*The exercise:* Provide only the number of lines in the records below that include "Развитие".
---------------
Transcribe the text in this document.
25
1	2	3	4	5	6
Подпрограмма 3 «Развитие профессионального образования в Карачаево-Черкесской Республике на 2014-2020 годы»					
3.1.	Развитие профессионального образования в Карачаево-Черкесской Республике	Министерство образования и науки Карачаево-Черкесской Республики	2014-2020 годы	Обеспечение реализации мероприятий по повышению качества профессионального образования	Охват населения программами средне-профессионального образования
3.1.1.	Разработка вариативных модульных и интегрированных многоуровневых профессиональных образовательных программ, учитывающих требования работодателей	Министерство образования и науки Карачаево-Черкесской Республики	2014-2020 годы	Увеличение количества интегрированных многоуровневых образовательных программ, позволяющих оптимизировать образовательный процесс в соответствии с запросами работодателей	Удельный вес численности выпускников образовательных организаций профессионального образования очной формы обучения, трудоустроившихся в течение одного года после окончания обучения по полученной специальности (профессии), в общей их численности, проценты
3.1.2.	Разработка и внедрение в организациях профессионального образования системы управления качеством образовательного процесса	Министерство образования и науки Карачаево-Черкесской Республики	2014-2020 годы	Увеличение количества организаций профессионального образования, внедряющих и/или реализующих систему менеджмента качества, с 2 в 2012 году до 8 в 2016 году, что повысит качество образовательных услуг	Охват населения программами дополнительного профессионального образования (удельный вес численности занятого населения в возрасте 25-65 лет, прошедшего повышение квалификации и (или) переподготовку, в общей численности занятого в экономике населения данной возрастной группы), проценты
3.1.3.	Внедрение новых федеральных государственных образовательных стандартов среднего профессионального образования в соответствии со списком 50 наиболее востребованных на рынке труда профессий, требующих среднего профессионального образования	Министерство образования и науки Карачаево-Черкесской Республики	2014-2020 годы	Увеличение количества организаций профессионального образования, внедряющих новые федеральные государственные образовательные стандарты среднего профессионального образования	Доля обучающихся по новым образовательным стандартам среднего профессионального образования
---------------
*Output for this exercise:* 2